Pull out every line below containing the word "zburlită".

SOURCE MATERIAL:
--------------------

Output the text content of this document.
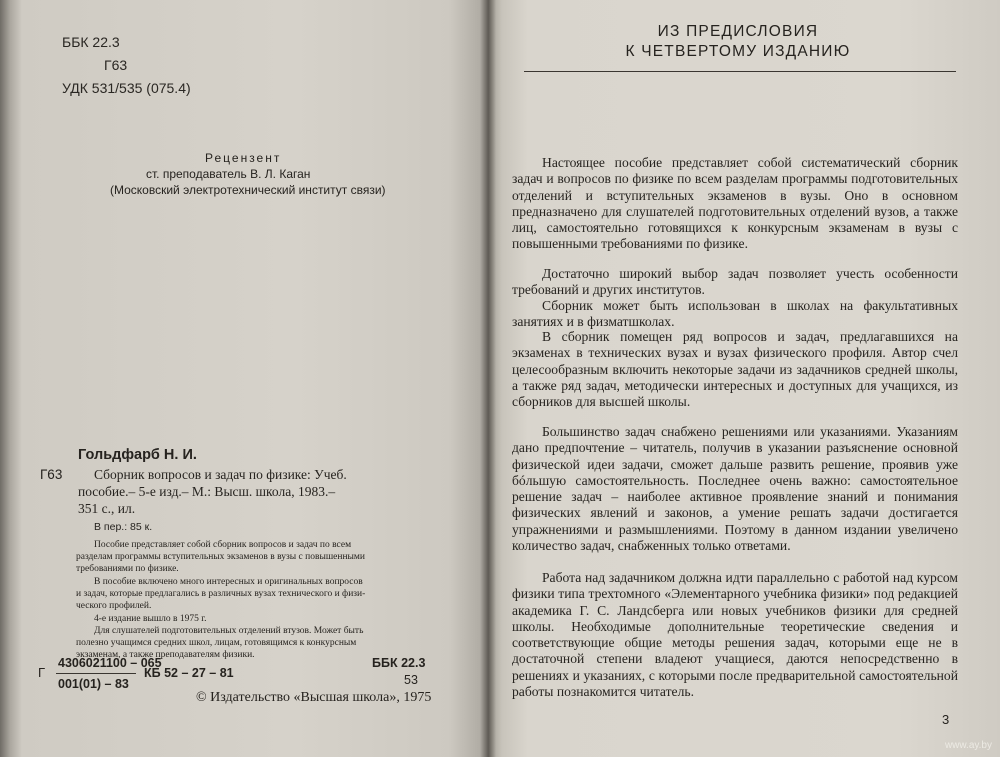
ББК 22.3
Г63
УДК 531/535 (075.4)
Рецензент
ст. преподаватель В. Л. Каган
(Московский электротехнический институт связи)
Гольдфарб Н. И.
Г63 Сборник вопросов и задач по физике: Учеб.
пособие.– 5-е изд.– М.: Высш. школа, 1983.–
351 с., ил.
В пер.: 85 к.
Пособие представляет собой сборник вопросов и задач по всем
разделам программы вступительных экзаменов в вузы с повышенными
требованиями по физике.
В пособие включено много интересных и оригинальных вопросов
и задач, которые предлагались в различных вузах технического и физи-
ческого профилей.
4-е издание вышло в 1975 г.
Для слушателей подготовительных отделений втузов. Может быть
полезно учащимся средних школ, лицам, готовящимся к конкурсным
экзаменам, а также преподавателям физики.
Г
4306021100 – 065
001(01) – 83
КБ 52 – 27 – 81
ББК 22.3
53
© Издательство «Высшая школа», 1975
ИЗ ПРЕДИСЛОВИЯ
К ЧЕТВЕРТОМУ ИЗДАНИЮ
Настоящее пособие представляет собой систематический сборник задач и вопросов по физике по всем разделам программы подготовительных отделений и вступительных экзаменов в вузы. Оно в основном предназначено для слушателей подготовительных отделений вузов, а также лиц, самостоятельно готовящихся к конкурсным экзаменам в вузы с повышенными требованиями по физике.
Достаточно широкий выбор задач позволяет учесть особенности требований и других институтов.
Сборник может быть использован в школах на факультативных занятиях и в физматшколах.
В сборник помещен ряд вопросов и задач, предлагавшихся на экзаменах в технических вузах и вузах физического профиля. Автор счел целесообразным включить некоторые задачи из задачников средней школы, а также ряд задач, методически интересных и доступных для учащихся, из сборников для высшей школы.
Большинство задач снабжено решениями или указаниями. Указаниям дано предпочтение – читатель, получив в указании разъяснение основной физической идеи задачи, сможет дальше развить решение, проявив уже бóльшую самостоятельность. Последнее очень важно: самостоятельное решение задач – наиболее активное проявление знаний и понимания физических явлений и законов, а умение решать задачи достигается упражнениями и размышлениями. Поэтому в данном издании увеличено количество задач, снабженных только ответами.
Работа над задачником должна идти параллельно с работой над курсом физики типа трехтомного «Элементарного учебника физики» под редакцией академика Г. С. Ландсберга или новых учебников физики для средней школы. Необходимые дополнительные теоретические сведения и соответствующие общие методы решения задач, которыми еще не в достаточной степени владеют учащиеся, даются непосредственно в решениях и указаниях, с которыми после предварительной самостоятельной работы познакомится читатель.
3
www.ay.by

--------------------

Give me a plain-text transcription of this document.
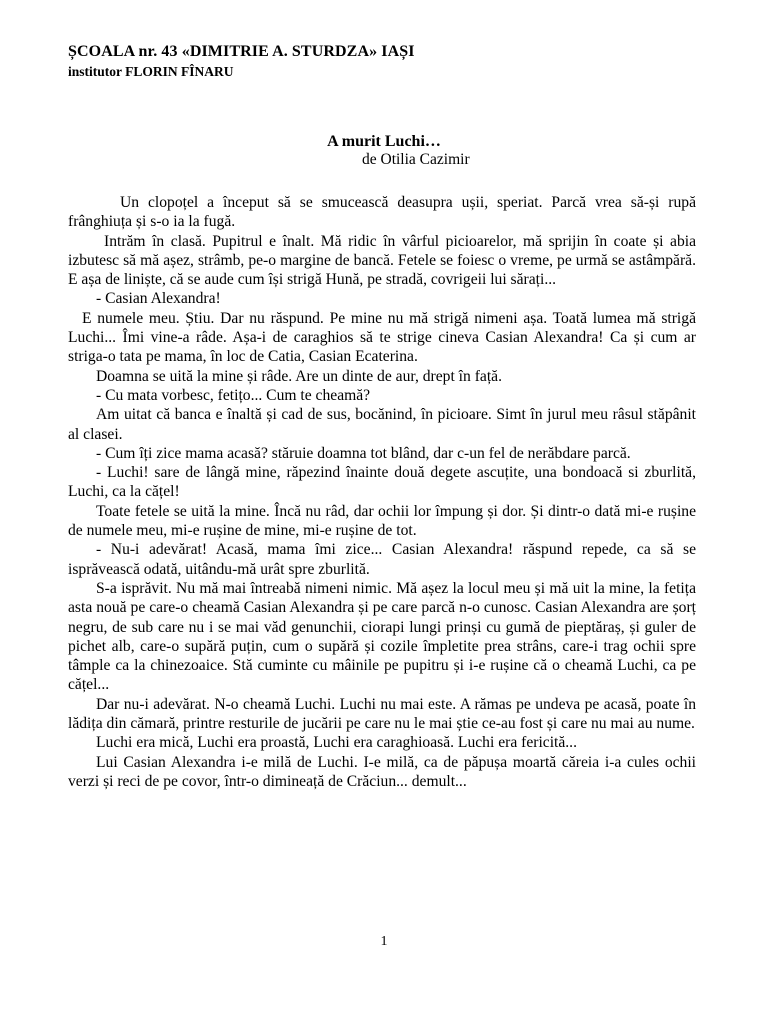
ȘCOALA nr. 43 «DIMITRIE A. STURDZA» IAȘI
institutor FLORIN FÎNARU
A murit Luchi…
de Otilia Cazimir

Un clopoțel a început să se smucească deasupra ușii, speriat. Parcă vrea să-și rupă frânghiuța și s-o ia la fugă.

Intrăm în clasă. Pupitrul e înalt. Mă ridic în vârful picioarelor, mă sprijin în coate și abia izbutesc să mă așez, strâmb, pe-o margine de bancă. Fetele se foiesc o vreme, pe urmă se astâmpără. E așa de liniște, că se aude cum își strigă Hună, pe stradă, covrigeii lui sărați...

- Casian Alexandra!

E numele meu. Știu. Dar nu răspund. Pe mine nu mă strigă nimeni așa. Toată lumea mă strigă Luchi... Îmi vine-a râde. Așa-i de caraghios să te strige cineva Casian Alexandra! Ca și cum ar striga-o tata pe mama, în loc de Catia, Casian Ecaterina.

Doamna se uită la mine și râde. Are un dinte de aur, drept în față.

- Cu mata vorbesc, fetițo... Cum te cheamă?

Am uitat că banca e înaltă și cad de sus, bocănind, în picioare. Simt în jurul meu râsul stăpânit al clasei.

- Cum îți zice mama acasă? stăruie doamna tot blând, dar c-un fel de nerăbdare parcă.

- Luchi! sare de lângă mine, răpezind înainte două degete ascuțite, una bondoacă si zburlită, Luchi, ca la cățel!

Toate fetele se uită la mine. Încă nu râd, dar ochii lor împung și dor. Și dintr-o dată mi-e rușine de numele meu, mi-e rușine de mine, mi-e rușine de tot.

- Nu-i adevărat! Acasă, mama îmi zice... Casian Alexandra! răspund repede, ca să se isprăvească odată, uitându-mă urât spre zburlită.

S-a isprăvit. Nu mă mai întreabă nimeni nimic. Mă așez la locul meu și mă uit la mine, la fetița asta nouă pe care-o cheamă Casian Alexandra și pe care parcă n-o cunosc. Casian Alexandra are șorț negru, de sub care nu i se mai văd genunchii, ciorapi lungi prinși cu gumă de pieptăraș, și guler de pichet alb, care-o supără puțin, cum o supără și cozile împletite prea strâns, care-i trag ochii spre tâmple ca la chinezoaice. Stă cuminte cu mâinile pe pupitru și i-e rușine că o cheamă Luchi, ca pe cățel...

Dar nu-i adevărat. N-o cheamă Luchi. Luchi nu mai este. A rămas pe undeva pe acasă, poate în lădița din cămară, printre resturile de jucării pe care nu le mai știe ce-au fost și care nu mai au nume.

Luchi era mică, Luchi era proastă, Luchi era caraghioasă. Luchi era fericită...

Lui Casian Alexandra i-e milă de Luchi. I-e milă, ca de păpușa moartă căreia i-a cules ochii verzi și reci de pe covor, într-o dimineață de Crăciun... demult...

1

--------------------

TASK RESULT:
- Luchi! sare de lângă mine, răpezind înainte două degete ascuțite, una bondoacă si zburlită, Luchi, ca la cățel!
- Nu-i adevărat! Acasă, mama îmi zice... Casian Alexandra! răspund repede, ca să se isprăvească odată, uitându-mă urât spre zburlită.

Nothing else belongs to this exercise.